● **Task instructions**
Copy every line of the entries that includes the word "mice".

● **Data rows**
-- Start --

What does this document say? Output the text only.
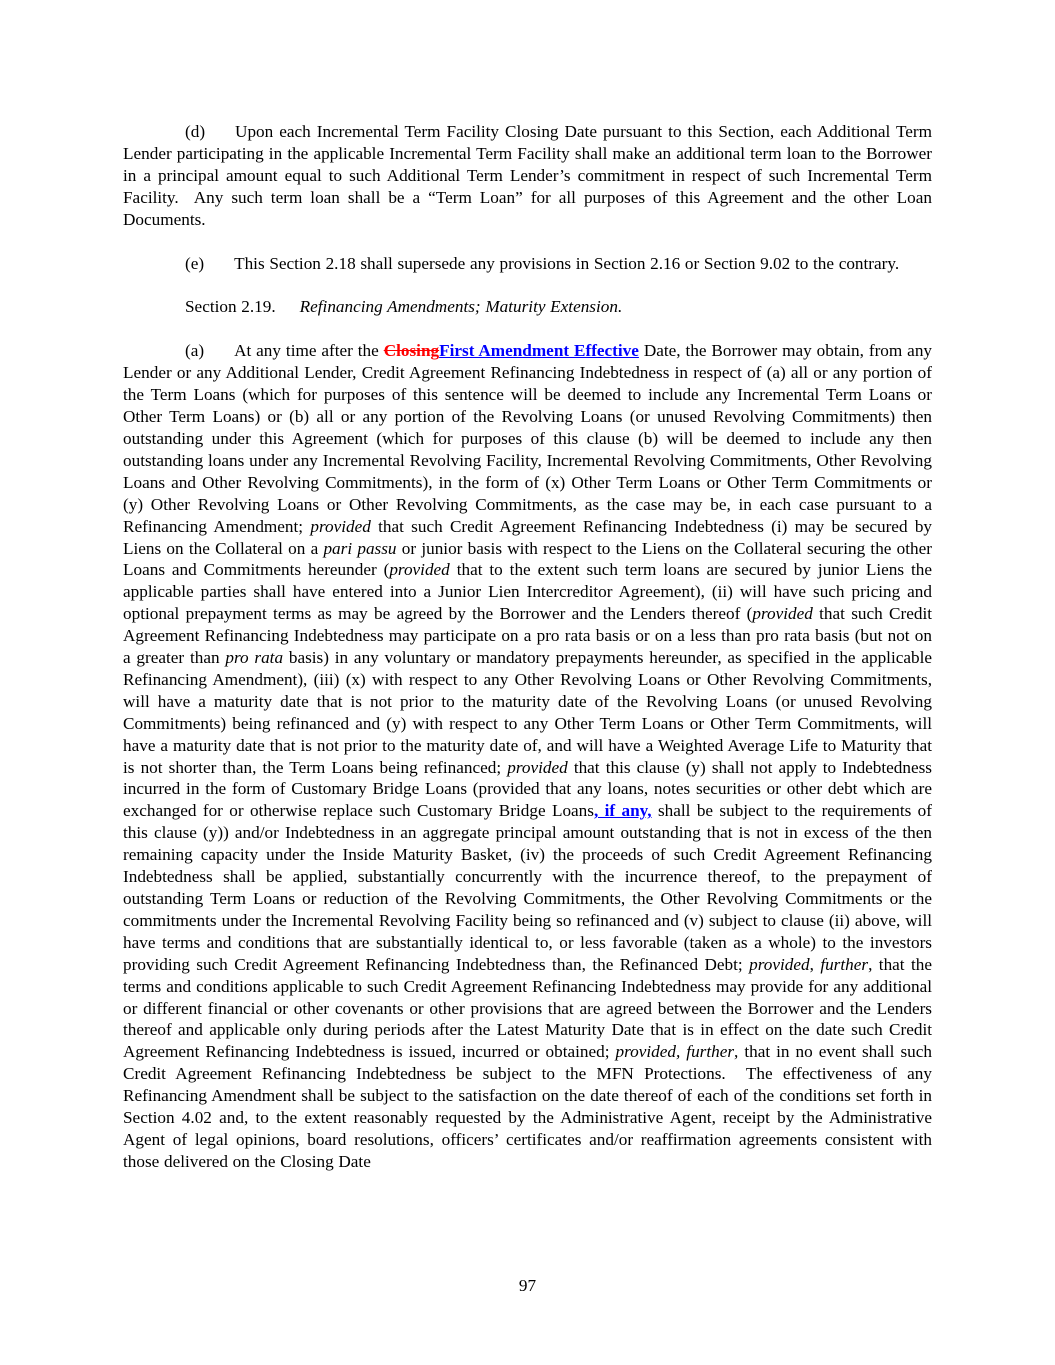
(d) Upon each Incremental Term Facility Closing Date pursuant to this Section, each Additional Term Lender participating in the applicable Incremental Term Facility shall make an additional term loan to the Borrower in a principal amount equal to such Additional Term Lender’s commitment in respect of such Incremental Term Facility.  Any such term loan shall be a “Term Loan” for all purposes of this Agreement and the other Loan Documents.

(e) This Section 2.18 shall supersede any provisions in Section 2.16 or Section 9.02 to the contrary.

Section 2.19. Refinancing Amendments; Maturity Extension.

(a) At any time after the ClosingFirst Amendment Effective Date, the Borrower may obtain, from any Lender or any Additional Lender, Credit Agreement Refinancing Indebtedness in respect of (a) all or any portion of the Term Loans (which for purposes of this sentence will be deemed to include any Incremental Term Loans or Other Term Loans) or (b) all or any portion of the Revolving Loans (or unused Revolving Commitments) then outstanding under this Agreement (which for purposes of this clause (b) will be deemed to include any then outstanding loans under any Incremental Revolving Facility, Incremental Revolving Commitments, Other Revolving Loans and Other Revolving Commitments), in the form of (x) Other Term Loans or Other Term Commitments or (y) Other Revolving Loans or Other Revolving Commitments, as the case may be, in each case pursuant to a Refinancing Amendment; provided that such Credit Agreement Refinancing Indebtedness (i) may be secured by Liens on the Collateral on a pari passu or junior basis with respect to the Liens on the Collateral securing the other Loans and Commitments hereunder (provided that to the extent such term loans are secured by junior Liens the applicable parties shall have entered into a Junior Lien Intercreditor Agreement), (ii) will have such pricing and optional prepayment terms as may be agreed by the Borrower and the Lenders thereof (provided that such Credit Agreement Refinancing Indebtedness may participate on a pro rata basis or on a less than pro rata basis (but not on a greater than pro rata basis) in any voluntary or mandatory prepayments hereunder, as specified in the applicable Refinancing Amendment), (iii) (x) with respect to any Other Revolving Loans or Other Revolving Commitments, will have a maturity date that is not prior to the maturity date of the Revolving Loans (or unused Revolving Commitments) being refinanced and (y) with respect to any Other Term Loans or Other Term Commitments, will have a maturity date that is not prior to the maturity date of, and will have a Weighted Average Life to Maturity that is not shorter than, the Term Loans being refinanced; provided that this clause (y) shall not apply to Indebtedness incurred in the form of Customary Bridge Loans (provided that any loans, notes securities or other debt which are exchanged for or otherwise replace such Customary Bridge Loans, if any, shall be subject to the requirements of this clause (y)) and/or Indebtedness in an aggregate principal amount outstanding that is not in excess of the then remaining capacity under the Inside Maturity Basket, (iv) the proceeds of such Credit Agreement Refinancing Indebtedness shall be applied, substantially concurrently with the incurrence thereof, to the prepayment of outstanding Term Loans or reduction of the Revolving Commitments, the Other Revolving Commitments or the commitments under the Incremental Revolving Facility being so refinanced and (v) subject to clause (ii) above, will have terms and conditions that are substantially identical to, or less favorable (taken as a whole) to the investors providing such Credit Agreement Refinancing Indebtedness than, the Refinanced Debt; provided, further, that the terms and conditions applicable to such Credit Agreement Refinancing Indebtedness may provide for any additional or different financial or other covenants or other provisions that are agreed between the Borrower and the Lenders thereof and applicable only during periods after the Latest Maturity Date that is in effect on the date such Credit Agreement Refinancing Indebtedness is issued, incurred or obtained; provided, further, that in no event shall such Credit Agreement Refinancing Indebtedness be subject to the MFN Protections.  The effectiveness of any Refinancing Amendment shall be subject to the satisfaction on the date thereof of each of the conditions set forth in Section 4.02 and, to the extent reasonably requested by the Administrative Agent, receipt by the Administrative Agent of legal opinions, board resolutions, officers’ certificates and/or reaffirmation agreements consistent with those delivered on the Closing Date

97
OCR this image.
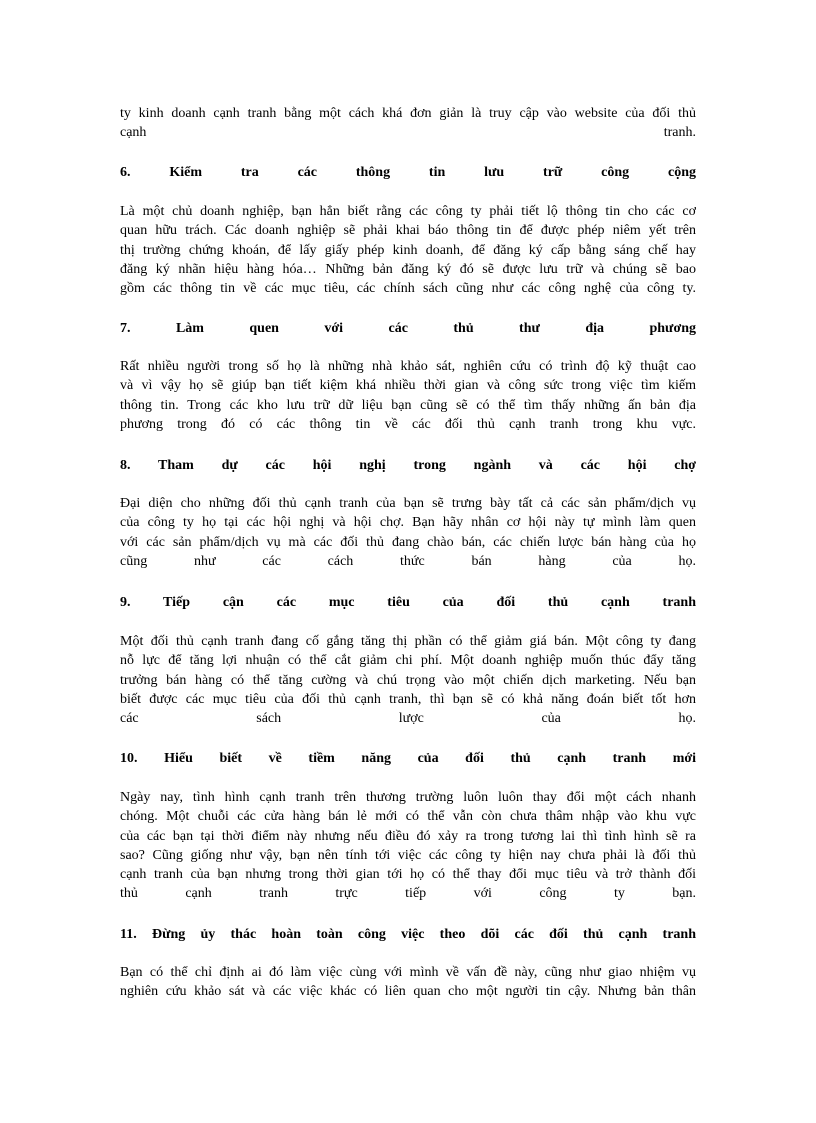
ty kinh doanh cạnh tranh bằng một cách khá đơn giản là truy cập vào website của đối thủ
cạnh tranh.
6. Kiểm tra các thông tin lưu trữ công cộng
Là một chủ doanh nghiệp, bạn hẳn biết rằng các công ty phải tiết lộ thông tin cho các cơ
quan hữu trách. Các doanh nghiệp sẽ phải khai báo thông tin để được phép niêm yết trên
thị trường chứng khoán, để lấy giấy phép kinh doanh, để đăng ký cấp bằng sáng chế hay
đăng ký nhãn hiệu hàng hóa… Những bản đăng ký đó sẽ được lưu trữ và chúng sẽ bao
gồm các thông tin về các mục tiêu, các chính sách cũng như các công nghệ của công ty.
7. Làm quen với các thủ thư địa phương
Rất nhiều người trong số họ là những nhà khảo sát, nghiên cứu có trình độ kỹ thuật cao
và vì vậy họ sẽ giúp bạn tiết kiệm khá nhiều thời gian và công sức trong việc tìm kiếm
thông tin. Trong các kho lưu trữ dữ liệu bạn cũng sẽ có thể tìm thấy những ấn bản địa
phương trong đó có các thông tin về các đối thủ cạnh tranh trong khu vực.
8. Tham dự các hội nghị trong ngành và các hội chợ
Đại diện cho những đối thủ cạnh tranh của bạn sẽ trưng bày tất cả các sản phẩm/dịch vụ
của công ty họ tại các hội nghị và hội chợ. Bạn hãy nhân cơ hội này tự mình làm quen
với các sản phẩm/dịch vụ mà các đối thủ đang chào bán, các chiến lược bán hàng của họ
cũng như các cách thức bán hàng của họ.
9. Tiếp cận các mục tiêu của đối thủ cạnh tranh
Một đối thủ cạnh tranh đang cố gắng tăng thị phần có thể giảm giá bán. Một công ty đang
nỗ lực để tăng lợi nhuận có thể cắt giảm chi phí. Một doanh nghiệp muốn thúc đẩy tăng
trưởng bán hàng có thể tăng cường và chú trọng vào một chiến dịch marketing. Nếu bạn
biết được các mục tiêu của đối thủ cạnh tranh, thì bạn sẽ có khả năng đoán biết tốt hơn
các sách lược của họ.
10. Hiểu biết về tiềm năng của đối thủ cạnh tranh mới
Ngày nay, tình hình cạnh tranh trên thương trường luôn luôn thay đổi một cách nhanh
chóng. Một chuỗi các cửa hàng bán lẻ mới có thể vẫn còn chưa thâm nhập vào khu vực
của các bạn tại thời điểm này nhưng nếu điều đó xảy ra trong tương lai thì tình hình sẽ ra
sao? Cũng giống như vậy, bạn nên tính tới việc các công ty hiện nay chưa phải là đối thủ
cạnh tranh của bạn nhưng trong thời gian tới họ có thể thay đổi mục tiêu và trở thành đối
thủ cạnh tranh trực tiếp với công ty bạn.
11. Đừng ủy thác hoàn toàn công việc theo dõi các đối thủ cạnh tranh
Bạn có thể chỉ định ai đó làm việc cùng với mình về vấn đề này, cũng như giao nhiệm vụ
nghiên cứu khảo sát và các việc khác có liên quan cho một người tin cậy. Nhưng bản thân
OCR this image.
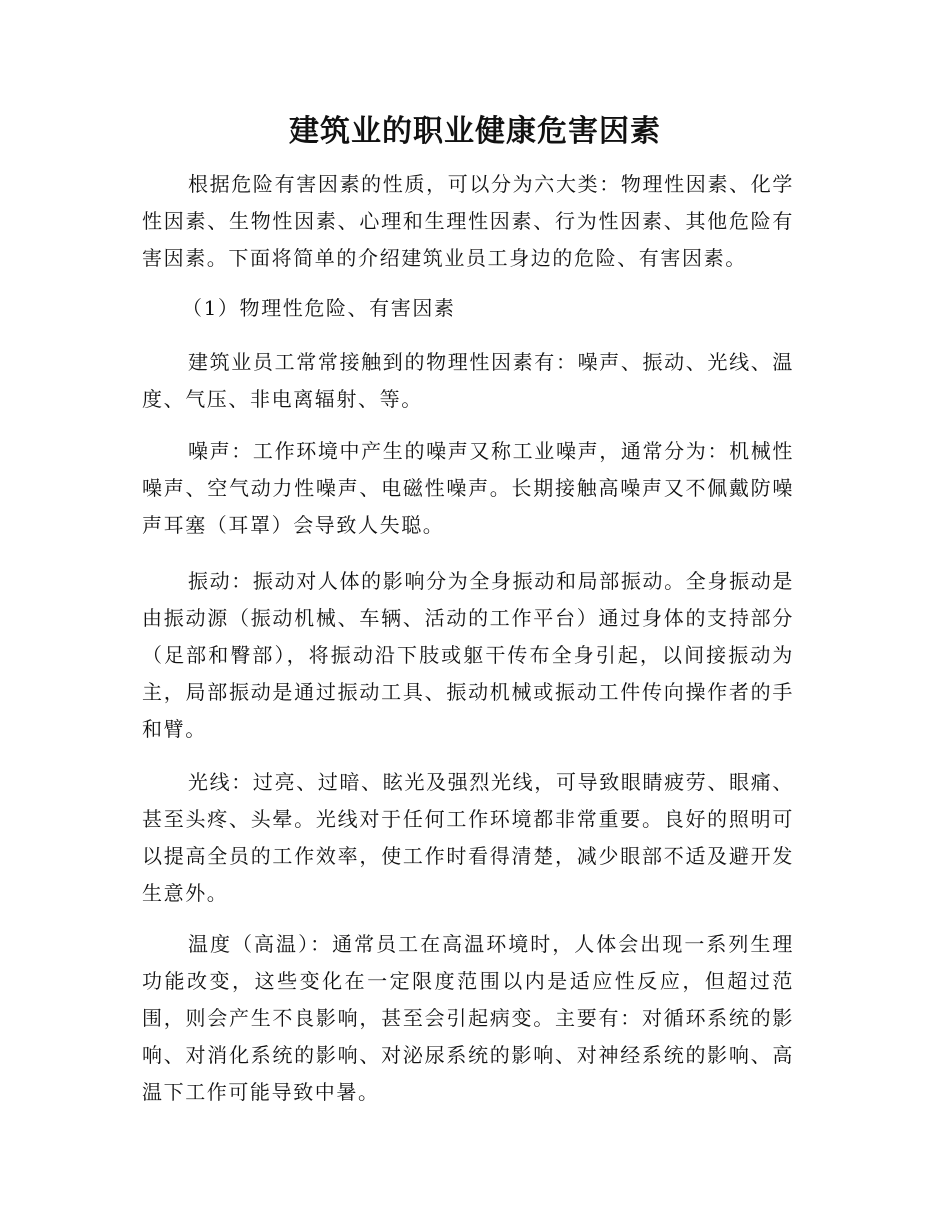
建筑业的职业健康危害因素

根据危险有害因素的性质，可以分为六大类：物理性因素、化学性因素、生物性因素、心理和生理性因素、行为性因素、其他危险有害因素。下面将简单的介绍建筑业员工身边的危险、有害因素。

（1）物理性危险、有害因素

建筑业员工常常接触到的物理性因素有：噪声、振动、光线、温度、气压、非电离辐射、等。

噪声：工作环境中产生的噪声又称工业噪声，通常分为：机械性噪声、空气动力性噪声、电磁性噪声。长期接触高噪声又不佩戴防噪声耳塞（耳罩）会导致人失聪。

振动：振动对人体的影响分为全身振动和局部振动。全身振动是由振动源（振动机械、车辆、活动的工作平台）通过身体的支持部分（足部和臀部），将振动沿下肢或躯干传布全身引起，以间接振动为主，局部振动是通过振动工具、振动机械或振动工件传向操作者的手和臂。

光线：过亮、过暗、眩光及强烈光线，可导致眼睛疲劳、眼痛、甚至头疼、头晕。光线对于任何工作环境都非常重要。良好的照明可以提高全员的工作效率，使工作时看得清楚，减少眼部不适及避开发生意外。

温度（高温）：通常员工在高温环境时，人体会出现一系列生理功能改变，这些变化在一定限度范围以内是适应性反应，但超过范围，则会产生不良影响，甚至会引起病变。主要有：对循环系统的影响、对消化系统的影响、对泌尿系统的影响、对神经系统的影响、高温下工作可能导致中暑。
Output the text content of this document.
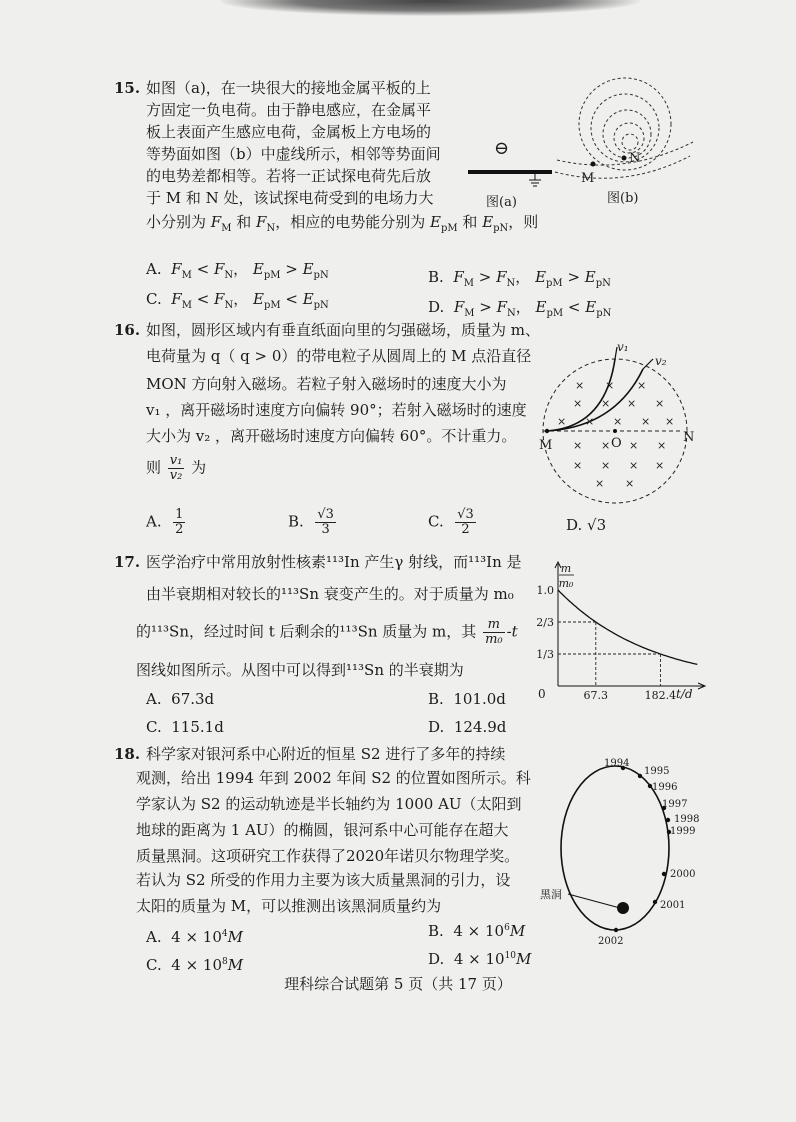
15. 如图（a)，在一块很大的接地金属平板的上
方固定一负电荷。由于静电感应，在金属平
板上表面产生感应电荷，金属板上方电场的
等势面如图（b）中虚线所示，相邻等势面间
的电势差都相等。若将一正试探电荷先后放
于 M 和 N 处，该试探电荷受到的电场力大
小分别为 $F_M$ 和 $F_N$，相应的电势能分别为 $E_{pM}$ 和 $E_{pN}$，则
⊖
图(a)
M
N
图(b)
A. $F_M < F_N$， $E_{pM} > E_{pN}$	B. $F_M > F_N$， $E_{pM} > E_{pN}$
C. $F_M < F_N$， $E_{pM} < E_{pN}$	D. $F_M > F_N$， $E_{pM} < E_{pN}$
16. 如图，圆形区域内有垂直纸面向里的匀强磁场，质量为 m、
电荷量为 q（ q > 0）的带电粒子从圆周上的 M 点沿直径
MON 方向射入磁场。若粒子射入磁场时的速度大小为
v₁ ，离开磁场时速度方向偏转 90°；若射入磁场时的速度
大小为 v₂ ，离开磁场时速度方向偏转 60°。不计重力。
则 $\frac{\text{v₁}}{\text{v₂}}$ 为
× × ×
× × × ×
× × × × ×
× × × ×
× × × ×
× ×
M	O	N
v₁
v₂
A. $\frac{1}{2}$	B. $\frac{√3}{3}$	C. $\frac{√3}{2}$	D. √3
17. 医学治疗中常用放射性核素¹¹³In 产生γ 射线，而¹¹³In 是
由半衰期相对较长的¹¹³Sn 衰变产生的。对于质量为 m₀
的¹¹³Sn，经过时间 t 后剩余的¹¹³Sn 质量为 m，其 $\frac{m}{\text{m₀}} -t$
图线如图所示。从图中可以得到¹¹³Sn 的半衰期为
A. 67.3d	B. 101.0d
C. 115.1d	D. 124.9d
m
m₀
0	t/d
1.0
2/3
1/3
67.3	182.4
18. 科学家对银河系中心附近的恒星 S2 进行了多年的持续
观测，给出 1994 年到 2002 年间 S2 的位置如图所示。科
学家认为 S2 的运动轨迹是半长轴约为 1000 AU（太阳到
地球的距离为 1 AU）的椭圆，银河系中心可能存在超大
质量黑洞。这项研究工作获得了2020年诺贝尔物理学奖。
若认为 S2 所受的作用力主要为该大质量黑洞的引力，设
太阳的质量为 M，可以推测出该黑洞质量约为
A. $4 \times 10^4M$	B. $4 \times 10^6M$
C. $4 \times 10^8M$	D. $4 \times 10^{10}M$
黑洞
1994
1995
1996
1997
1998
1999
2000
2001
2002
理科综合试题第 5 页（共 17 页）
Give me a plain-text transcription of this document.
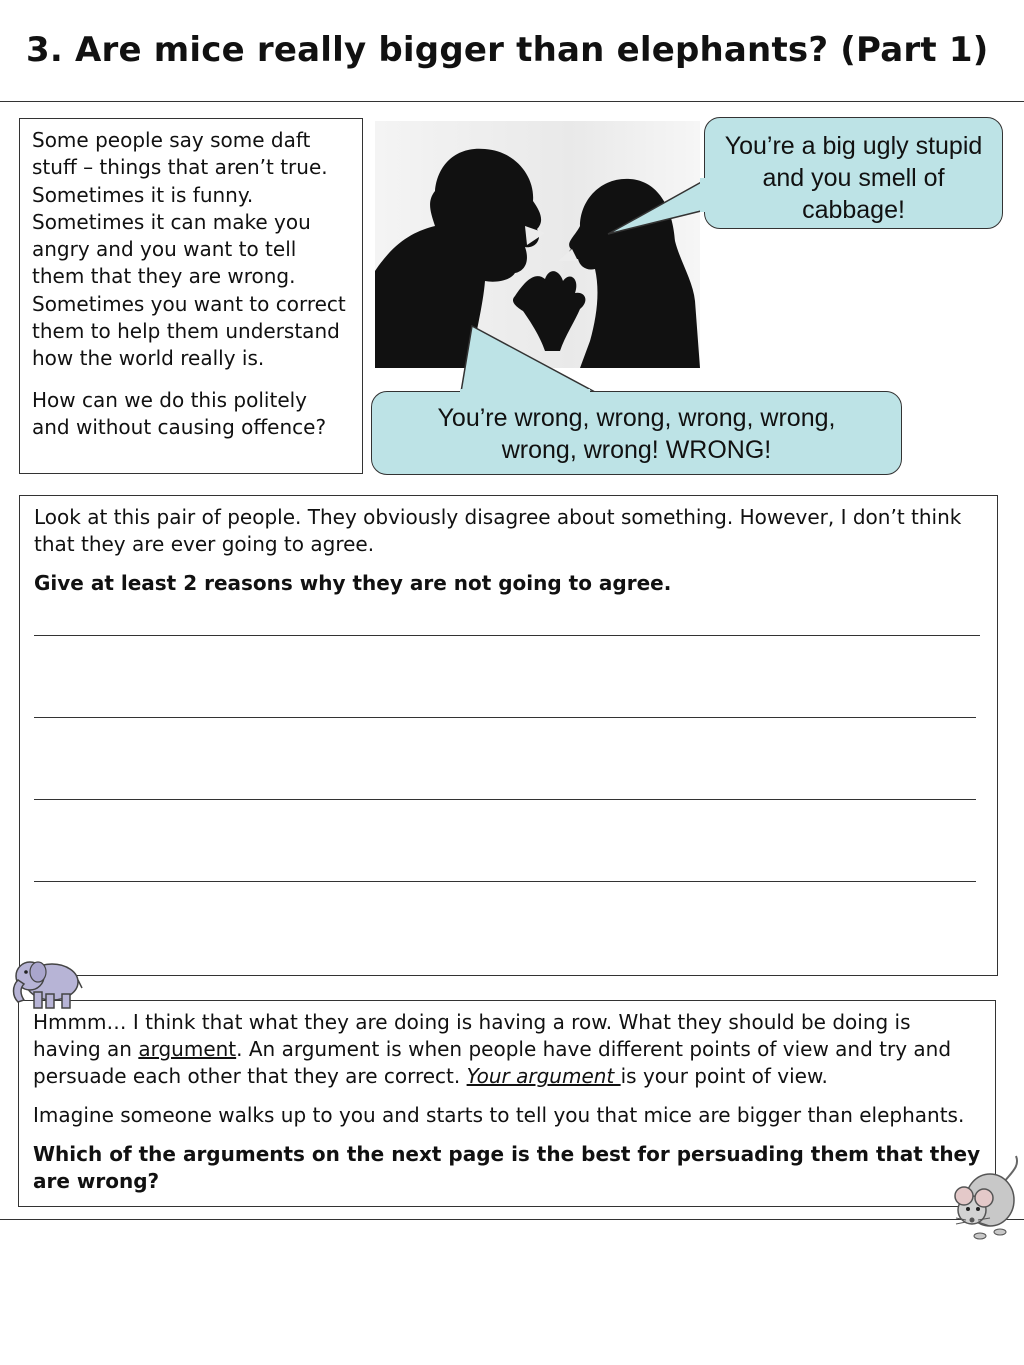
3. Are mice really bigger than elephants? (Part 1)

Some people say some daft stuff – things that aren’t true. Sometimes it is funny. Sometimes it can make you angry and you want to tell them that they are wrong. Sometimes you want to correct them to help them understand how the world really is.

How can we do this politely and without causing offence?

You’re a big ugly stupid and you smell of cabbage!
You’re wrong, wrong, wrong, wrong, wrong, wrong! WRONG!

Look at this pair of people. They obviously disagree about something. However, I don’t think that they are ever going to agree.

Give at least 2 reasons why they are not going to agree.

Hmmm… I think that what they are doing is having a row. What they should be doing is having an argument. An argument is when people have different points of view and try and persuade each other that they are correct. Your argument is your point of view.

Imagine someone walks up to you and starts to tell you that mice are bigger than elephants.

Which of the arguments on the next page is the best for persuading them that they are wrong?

-- End --

● **Reply**
3. Are mice really bigger than elephants? (Part 1)
Imagine someone walks up to you and starts to tell you that mice are bigger than elephants.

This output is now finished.